A line counts if it contains the string "Издательство"; say how many such lines there are, giving only the number.
** Begin Data for this exercise **
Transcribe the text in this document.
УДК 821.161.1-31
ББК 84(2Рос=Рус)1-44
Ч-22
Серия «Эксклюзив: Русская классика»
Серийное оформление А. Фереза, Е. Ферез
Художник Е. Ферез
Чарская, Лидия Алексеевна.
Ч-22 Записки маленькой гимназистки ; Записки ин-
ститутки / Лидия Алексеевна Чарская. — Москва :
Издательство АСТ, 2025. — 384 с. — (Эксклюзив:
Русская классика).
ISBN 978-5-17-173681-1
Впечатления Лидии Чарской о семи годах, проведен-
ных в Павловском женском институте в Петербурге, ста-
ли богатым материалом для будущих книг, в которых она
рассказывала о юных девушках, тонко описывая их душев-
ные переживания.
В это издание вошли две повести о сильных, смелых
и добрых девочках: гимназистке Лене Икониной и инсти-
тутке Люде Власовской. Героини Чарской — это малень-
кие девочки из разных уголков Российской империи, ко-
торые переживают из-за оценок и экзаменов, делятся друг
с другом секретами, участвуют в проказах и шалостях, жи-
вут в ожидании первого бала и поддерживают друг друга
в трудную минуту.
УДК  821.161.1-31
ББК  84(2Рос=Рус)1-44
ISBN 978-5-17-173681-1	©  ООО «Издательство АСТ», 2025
** End Data for this exercise **
** Begin Data for this exercise **
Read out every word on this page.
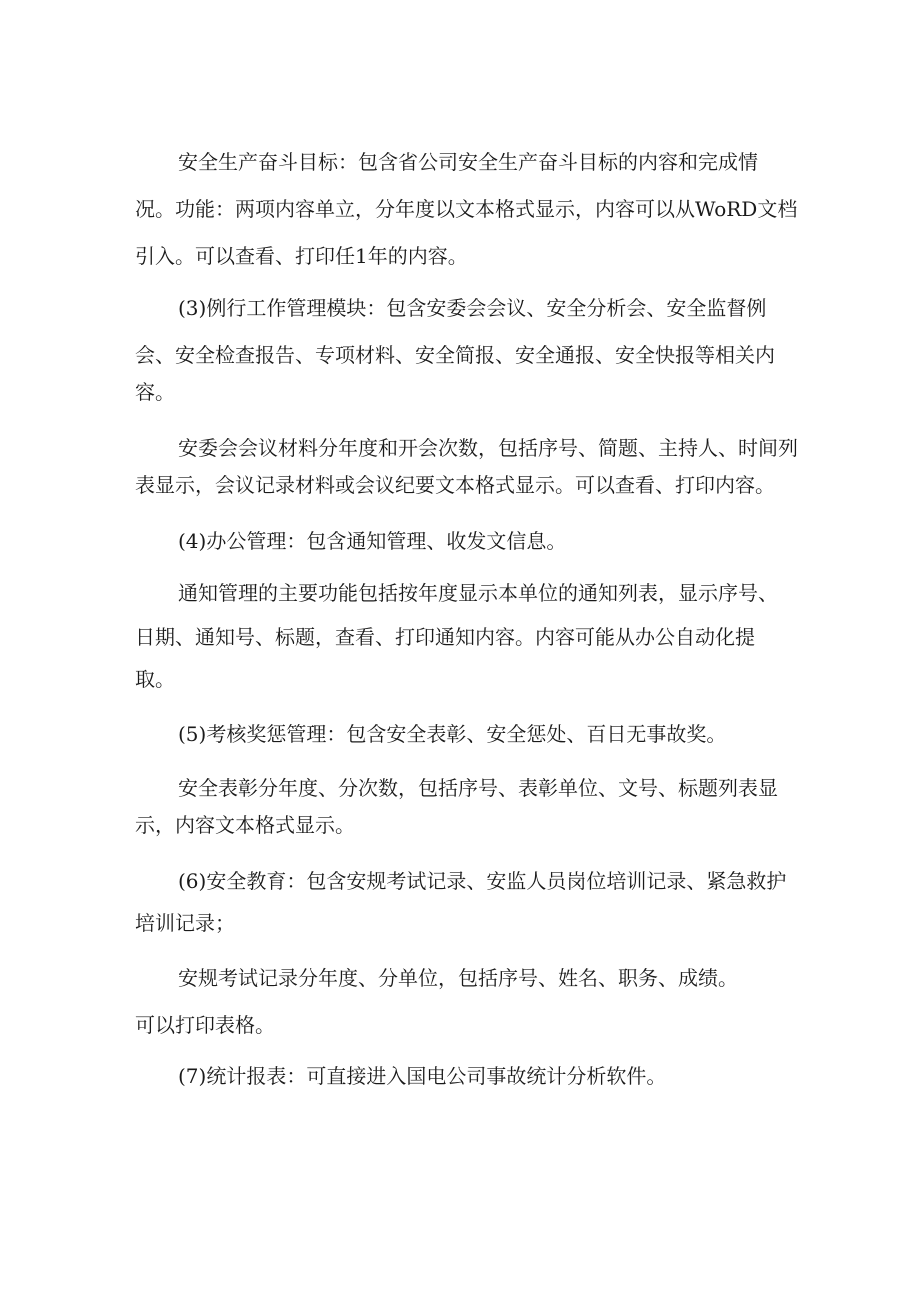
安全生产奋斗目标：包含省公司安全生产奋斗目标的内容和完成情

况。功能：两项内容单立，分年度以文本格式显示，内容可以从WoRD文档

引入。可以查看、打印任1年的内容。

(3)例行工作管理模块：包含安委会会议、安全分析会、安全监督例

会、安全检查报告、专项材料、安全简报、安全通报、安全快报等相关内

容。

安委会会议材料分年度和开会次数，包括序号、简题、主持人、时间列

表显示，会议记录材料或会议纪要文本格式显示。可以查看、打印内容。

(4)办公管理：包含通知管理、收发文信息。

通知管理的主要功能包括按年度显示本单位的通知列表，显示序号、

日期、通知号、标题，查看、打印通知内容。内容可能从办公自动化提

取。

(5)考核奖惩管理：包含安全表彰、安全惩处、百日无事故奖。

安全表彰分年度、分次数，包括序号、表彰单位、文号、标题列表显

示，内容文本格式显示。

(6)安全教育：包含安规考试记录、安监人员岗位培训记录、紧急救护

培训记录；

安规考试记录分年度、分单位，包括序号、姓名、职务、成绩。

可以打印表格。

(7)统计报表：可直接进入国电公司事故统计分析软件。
** End Data for this exercise **
Expected answer | 2